Data entries for graphics:
- - -

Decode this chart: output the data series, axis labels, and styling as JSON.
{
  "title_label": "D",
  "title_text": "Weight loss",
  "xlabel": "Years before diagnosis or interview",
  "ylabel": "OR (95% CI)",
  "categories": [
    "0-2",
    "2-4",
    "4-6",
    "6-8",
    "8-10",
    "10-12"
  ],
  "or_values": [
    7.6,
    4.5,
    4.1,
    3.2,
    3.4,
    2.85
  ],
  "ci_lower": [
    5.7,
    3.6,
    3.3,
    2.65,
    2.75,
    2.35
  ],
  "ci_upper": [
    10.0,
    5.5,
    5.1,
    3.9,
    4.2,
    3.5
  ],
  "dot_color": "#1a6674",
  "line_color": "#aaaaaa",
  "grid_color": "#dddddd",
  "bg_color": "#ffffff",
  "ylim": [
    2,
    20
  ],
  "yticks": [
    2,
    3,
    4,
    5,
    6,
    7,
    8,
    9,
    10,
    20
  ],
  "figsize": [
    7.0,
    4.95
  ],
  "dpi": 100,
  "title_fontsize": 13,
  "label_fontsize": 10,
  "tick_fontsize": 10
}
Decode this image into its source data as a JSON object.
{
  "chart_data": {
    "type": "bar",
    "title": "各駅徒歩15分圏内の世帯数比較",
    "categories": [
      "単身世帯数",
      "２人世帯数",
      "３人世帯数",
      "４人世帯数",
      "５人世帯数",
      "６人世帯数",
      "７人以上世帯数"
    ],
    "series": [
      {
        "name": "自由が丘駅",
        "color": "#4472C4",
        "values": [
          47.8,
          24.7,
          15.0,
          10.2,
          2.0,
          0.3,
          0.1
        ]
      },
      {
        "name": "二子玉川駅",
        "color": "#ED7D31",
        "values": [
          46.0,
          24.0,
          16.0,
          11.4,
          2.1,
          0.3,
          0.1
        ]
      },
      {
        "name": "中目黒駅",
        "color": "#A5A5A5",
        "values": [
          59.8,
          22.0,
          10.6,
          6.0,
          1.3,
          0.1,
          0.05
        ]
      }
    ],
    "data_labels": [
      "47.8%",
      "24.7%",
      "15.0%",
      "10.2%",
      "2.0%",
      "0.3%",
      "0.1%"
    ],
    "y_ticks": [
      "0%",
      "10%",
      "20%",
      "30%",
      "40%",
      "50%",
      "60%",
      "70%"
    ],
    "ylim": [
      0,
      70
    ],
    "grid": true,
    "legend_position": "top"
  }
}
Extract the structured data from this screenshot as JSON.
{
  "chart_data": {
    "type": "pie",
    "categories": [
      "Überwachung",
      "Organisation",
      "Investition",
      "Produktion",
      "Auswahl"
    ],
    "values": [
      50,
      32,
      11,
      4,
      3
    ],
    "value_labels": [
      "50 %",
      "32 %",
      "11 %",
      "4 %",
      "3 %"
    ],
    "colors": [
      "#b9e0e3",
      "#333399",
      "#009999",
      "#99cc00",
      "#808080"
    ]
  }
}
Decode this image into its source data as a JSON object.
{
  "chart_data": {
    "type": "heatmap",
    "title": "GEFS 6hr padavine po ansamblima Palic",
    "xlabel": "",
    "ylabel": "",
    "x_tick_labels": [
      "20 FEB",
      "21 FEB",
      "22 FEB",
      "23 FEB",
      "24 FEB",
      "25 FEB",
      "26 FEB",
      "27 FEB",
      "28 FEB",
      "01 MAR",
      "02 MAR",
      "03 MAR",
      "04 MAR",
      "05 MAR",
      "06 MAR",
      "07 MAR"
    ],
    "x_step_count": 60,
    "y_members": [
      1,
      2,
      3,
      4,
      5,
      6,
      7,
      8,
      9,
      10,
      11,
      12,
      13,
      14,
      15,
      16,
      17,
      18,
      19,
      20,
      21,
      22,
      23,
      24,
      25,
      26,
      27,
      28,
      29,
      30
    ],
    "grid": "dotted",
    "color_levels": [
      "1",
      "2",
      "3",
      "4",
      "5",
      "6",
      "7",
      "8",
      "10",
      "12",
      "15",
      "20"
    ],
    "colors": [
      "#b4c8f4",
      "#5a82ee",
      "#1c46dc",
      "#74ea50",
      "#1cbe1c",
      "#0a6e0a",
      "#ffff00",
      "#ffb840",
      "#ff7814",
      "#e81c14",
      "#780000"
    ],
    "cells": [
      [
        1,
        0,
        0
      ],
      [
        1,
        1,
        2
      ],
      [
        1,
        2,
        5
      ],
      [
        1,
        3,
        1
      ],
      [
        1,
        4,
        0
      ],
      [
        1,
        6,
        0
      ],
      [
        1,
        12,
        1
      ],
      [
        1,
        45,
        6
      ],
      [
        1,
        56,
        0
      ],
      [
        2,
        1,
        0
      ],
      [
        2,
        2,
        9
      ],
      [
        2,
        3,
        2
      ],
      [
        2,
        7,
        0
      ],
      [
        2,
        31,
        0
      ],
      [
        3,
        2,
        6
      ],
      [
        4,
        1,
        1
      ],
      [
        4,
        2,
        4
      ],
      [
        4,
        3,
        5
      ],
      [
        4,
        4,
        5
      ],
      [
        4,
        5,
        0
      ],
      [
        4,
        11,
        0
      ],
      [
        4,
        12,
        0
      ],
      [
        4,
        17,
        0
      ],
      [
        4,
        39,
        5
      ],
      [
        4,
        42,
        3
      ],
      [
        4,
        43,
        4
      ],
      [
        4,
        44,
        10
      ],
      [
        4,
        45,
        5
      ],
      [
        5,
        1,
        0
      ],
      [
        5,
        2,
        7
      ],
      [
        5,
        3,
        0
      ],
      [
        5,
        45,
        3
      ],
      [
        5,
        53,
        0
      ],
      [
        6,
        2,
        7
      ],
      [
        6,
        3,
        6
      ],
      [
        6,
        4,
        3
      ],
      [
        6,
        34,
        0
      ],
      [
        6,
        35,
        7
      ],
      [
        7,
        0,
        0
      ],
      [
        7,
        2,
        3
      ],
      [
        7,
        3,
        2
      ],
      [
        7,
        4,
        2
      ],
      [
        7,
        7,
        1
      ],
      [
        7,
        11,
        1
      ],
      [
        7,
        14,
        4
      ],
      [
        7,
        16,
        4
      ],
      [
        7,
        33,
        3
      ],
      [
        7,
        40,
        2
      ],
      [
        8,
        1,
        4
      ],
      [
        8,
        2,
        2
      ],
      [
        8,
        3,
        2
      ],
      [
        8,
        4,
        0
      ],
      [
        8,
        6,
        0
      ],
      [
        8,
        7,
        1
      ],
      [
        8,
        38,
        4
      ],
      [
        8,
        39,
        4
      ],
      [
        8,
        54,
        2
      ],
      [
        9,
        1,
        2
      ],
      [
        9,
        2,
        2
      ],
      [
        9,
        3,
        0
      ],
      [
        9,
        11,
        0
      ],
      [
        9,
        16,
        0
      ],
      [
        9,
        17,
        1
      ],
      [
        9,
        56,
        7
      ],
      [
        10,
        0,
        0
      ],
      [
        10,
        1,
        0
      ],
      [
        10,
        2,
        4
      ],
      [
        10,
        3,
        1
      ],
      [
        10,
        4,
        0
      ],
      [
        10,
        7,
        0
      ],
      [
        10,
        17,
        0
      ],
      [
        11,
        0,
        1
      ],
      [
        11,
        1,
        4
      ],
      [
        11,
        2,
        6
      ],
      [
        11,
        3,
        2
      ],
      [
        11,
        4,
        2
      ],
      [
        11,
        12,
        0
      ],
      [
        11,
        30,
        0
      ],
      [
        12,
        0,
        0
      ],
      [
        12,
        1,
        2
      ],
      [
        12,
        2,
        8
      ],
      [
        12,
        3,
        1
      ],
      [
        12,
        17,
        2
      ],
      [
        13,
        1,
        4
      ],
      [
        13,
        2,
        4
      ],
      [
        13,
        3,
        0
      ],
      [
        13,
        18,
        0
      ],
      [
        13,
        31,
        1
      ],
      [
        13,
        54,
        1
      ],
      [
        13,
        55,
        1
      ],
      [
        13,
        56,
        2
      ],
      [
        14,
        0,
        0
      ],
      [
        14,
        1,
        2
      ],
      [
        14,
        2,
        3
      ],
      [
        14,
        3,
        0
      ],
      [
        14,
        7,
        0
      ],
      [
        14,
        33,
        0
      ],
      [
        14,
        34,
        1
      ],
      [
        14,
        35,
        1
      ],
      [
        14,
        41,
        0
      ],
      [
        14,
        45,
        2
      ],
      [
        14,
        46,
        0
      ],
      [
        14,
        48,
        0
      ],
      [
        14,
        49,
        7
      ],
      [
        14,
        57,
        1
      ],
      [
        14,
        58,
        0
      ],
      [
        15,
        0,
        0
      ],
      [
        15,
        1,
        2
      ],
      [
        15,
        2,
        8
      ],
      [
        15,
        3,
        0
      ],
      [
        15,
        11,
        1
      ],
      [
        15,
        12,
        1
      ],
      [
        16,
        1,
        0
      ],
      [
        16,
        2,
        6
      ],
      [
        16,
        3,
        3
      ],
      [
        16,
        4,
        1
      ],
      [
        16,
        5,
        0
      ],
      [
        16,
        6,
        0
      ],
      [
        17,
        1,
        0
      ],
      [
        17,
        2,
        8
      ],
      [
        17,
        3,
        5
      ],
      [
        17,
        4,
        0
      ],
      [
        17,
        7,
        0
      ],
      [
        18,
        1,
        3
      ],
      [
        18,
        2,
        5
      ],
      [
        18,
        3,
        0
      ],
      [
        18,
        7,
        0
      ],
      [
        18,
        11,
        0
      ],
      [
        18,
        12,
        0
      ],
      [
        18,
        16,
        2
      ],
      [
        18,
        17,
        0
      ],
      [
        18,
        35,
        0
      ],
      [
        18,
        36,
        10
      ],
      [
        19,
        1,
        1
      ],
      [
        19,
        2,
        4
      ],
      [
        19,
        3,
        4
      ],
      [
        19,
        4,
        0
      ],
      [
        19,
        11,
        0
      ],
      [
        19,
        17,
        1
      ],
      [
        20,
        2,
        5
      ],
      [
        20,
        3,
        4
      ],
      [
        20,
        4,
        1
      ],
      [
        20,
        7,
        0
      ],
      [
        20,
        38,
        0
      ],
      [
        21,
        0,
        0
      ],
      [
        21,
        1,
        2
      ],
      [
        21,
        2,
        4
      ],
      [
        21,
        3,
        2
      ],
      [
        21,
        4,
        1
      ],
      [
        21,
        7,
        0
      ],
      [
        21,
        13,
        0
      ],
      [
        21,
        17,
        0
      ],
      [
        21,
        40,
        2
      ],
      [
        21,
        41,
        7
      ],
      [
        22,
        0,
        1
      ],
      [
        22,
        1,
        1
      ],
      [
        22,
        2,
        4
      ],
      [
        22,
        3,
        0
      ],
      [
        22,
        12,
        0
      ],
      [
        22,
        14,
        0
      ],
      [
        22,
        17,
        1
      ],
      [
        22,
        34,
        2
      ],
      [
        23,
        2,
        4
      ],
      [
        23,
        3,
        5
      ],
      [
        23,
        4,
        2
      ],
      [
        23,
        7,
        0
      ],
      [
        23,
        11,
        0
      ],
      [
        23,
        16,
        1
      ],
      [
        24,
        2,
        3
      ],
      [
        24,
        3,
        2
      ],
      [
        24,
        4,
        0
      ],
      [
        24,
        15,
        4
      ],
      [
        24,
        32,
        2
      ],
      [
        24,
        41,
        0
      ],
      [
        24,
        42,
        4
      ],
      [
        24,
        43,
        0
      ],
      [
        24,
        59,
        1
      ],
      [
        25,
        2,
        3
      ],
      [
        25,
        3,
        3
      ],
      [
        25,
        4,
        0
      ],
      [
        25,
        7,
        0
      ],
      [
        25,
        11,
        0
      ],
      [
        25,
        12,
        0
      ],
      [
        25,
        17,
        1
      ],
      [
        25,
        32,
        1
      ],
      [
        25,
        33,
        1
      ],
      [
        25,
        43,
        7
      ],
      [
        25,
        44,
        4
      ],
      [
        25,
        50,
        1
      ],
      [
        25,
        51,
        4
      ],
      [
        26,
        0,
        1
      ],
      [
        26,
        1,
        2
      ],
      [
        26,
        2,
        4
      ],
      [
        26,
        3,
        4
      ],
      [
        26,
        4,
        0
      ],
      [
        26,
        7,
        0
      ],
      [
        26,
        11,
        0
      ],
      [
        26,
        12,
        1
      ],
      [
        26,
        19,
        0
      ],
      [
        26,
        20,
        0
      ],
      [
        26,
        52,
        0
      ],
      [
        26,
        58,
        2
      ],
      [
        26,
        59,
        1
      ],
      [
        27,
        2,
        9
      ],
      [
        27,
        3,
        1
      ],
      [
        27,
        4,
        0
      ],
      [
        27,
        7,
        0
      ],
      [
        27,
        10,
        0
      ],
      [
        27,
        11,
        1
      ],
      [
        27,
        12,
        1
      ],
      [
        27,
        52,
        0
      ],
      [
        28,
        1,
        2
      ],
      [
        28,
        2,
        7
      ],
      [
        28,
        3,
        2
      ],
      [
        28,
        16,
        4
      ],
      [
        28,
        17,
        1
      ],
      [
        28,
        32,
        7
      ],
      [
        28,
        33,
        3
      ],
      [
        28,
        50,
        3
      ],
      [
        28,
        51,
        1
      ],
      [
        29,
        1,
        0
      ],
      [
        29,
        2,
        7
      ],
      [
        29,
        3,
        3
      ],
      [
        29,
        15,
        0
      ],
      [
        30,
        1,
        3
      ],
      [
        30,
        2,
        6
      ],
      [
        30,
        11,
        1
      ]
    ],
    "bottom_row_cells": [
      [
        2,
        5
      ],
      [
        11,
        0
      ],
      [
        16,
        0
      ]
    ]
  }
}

- - -

**REQUIRED TASK**
Output a single number: how many lines contain the word "JSON".

**ANSWER IN FULL**
4